(Stored dataset items)
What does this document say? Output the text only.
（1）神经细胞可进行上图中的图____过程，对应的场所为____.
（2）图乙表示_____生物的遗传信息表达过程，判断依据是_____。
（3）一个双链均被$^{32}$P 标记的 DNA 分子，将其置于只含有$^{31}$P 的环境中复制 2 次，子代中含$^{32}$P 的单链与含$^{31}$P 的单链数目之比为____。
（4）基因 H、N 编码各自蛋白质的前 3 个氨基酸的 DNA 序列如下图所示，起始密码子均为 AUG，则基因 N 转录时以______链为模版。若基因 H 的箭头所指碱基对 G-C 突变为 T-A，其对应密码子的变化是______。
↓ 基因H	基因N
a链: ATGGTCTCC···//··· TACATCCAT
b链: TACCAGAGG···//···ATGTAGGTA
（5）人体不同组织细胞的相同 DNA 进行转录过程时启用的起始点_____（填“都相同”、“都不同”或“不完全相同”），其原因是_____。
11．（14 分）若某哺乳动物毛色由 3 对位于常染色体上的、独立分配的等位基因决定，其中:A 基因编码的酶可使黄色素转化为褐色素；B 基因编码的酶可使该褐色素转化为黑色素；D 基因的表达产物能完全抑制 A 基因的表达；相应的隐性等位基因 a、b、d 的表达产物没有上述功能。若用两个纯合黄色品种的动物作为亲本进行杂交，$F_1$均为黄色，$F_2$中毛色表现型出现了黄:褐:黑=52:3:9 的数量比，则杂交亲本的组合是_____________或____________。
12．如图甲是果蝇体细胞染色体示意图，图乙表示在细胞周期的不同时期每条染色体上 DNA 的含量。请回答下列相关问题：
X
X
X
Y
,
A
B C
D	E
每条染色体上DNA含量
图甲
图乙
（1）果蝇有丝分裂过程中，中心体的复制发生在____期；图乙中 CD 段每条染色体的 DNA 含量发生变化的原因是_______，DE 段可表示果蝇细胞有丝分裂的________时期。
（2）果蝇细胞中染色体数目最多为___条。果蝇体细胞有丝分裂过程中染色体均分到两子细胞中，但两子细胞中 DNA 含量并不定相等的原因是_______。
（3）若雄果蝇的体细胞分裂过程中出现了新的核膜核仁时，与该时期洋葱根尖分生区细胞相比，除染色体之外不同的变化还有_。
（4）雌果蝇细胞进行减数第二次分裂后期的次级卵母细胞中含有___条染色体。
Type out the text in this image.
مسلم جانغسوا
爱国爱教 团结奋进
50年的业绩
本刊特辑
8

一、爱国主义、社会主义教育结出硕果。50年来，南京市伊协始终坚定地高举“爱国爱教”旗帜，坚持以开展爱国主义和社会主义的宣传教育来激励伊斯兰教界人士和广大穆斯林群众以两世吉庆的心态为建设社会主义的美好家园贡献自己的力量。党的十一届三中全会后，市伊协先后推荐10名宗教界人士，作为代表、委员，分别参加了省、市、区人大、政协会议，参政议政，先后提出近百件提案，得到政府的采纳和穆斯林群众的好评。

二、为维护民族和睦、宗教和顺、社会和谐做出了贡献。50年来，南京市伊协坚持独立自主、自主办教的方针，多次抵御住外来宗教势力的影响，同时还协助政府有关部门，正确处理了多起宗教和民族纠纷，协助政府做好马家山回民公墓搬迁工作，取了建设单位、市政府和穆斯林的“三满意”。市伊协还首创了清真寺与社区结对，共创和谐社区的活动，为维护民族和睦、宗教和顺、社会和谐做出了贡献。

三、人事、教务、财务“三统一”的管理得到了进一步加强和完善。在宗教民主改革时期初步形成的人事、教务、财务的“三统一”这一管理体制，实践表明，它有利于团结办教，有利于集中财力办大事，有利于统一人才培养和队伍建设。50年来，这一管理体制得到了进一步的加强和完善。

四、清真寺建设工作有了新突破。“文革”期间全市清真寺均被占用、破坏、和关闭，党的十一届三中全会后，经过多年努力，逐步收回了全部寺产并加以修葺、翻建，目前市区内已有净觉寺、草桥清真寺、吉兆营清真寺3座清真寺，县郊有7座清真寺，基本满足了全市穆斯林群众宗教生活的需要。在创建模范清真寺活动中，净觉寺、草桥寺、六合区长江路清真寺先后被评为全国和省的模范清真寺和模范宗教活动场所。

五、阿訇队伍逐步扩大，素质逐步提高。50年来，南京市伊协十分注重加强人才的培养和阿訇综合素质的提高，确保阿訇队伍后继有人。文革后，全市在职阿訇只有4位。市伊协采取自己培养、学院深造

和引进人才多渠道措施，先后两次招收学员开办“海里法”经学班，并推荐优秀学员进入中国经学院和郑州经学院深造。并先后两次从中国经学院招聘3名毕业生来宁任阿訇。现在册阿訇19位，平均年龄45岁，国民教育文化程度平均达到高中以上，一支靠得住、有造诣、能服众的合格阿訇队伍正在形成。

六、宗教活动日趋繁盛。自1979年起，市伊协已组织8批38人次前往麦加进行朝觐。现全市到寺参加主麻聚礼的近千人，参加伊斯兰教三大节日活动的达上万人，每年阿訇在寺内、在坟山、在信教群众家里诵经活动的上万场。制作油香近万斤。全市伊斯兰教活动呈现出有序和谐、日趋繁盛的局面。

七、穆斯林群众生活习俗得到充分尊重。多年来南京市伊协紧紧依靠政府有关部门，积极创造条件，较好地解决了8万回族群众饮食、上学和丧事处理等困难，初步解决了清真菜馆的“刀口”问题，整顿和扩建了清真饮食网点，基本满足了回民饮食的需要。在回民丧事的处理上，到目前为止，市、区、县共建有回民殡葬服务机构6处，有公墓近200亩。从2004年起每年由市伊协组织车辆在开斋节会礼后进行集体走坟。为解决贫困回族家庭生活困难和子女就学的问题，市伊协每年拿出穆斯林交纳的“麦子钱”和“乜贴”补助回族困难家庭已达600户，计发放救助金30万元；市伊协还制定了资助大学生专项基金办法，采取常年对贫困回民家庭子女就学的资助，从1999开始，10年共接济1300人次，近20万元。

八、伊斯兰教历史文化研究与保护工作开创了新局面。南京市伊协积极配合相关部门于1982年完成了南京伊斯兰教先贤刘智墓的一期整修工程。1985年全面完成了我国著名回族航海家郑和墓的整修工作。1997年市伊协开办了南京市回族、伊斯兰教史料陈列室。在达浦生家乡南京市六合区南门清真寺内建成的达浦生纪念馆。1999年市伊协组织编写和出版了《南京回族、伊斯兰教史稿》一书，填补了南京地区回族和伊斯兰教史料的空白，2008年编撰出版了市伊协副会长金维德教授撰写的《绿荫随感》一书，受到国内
---
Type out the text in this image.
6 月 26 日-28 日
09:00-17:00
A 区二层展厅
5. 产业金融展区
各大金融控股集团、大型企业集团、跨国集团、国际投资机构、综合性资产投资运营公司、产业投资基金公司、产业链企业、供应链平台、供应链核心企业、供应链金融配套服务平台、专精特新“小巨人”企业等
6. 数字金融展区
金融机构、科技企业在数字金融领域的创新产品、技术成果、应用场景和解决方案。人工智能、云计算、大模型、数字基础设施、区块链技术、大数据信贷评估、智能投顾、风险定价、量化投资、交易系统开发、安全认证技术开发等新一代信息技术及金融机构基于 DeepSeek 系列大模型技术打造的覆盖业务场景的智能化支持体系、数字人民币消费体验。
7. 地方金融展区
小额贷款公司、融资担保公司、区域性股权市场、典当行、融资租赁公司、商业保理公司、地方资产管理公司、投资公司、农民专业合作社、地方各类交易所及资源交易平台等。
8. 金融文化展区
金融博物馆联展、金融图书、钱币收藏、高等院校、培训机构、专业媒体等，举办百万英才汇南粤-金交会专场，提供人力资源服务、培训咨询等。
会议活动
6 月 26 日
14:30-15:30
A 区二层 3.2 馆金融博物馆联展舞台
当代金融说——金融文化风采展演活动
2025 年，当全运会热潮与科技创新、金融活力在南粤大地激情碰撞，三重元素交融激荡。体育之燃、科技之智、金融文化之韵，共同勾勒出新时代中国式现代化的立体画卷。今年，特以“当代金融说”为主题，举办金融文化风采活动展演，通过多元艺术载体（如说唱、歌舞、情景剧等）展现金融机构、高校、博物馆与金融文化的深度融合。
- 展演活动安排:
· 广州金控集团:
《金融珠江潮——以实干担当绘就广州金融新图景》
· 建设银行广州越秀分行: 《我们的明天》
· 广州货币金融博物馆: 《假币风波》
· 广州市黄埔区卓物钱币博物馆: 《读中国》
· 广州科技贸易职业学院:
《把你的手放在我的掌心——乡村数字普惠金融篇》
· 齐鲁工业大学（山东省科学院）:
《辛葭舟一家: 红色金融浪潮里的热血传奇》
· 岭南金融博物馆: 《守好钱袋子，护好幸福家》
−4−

» DIRECTIVE
Show each line of the data that contains the string "当代金融说".

» SOLUTION TO THIS EXERCISE
当代金融说——金融文化风采展演活动
2025 年，当全运会热潮与科技创新、金融活力在南粤大地激情碰撞，三重元素交融激荡。体育之燃、科技之智、金融文化之韵，共同勾勒出新时代中国式现代化的立体画卷。今年，特以“当代金融说”为主题，举办金融文化风采活动展演，通过多元艺术载体（如说唱、歌舞、情景剧等）展现金融机构、高校、博物馆与金融文化的深度融合。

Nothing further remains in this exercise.